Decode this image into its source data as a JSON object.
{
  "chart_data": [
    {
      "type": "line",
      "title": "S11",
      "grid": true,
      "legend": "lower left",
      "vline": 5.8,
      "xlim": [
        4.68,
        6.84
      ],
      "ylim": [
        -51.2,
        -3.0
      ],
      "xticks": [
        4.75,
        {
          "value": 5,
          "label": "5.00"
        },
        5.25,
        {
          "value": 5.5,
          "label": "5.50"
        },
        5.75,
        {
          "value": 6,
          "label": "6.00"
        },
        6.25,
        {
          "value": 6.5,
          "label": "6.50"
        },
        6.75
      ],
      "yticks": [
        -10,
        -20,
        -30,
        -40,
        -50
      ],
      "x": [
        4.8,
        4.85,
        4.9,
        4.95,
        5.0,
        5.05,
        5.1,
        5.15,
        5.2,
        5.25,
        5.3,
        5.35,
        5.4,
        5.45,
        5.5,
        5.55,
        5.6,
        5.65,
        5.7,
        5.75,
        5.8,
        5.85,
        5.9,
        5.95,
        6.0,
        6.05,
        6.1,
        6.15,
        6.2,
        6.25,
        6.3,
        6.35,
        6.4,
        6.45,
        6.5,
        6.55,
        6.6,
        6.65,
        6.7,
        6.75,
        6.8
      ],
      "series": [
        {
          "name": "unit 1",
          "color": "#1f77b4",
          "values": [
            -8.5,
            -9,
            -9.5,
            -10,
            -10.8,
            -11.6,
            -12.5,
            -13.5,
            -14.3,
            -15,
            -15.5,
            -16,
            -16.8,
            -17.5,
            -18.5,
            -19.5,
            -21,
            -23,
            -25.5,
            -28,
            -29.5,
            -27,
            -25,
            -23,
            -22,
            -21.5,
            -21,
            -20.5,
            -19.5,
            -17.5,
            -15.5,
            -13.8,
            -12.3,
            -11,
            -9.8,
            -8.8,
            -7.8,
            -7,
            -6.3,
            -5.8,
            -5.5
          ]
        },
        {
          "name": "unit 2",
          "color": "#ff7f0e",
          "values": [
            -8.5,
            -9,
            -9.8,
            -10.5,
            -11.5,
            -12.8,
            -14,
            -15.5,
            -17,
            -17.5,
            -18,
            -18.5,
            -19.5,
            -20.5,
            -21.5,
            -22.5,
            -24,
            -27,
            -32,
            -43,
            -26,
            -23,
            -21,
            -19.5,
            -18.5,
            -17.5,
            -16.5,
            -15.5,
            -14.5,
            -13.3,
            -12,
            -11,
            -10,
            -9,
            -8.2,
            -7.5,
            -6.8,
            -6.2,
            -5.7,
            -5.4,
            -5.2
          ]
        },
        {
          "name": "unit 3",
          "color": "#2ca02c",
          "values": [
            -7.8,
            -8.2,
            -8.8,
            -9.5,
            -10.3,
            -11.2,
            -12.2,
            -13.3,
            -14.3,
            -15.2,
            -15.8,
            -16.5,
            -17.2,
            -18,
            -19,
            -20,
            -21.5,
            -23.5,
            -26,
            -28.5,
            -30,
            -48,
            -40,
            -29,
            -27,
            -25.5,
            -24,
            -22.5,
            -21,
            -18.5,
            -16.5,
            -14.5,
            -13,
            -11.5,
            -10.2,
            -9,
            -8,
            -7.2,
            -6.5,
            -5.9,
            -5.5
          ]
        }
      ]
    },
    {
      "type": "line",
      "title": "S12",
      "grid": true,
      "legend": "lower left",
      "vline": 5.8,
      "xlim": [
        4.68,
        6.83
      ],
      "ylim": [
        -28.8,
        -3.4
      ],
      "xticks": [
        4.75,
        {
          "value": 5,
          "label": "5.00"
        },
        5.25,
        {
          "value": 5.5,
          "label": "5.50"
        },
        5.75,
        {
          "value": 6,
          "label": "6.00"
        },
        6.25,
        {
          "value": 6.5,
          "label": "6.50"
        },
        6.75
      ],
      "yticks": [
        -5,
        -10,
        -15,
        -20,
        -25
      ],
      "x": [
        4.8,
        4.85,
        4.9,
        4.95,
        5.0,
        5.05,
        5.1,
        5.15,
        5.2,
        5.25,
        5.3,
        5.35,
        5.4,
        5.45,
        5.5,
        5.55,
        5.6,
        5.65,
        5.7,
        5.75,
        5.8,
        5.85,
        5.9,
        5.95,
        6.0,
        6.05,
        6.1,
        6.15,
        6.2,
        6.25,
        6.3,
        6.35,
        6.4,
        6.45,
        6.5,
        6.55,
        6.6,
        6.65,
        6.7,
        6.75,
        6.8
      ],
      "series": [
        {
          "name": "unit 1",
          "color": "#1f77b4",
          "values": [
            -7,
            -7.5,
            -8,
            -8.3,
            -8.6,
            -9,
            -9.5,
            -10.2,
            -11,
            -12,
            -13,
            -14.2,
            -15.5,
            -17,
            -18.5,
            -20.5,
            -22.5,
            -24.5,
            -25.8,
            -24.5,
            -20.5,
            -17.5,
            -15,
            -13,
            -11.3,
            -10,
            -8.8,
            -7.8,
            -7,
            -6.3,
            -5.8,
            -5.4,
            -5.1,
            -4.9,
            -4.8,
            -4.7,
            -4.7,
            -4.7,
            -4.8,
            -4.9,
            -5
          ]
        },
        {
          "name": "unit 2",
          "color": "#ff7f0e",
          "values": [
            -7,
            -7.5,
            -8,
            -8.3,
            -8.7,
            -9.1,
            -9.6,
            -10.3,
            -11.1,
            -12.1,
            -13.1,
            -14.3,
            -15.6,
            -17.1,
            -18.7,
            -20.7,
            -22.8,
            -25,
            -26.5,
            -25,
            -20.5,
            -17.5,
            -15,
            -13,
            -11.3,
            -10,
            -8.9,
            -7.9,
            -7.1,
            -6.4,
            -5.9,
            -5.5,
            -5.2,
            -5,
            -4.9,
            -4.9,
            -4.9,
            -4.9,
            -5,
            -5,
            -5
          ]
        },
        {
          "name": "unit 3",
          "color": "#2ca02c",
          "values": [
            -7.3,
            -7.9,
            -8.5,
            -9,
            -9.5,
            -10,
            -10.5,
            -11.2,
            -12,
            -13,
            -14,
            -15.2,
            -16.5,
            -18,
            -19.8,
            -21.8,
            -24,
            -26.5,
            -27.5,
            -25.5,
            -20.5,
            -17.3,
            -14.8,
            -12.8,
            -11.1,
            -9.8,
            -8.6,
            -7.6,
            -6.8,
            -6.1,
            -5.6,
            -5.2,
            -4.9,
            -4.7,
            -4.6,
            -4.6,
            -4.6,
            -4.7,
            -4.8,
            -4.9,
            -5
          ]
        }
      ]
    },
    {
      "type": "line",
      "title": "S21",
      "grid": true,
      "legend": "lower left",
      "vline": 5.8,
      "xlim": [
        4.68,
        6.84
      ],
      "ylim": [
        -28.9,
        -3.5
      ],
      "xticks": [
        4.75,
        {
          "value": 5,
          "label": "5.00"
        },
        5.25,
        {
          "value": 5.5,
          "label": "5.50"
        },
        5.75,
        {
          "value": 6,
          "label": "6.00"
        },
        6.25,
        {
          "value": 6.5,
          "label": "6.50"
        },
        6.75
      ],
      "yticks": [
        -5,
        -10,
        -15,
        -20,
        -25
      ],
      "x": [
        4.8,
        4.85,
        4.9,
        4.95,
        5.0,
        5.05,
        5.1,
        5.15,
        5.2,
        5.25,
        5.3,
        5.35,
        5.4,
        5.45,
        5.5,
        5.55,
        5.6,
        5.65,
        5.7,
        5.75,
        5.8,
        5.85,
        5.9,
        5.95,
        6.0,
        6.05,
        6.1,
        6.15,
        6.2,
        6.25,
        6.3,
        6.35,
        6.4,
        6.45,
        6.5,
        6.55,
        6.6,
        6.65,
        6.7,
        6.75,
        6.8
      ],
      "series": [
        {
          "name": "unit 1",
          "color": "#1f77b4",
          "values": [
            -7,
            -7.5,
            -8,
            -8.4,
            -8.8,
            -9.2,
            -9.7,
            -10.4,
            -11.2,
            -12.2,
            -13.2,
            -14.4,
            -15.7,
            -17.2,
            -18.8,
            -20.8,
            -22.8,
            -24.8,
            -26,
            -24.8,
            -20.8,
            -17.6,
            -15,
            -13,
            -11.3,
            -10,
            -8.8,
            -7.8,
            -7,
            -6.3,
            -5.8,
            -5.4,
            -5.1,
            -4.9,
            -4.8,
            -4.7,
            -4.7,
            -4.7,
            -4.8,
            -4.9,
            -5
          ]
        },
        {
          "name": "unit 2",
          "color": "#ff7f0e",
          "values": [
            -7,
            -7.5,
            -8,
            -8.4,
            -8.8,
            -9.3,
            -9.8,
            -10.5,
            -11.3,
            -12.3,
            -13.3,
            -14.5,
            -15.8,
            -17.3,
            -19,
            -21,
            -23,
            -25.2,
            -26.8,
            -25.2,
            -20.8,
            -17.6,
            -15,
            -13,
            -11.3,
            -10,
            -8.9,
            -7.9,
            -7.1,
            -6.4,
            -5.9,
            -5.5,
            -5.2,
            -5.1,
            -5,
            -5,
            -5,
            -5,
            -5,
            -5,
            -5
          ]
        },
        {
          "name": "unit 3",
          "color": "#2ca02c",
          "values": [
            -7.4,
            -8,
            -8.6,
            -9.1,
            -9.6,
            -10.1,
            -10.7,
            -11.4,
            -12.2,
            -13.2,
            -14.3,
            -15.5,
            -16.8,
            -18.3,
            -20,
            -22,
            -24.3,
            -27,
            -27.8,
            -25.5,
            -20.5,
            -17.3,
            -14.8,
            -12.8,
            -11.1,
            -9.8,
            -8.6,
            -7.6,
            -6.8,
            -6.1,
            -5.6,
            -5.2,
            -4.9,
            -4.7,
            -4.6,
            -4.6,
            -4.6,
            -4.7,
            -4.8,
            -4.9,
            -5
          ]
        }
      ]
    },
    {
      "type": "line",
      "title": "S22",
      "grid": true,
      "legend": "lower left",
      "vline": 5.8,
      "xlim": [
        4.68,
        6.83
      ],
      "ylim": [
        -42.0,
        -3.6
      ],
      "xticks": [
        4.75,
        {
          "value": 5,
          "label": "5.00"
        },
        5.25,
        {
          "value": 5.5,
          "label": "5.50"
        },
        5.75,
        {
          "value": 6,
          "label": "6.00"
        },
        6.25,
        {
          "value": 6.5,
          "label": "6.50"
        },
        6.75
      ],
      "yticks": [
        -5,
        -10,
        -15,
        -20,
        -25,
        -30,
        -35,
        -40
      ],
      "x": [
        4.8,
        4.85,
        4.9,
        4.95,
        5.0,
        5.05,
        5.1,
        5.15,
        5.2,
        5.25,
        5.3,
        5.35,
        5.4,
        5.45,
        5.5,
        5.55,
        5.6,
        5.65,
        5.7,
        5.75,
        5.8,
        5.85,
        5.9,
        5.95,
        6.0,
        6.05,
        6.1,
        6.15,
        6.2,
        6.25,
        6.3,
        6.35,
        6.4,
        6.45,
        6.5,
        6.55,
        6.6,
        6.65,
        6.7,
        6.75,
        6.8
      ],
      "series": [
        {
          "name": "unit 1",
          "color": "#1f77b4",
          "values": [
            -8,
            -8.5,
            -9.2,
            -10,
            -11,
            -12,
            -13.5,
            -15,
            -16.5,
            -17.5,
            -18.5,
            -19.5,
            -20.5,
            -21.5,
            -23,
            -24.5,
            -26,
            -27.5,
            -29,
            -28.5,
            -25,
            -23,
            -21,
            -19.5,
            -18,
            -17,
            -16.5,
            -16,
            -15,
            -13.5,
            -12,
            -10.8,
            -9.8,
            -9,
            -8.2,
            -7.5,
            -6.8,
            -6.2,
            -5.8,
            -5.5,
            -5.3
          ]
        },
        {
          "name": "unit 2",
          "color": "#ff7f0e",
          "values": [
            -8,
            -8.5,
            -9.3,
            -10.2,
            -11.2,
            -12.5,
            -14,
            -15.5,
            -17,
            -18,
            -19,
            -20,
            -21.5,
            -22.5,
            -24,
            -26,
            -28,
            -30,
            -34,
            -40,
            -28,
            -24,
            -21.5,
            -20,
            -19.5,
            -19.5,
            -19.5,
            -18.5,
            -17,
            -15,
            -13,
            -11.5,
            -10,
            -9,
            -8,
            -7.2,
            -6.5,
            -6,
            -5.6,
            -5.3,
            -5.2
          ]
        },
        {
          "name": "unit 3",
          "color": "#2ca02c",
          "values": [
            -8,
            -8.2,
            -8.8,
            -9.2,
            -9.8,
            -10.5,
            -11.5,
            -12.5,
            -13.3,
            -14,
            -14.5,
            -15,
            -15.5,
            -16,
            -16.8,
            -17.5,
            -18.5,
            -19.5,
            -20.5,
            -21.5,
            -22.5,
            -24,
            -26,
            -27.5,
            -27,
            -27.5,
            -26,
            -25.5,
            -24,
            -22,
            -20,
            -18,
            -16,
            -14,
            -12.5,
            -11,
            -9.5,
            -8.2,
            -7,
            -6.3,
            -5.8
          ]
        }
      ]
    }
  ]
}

» YOUR OBJECTIVE
Copy every line from the entries that contains the word "title".

» SOLUTION BELOW
      "title": "S11",
      "title": "S12",
      "title": "S21",
      "title": "S22",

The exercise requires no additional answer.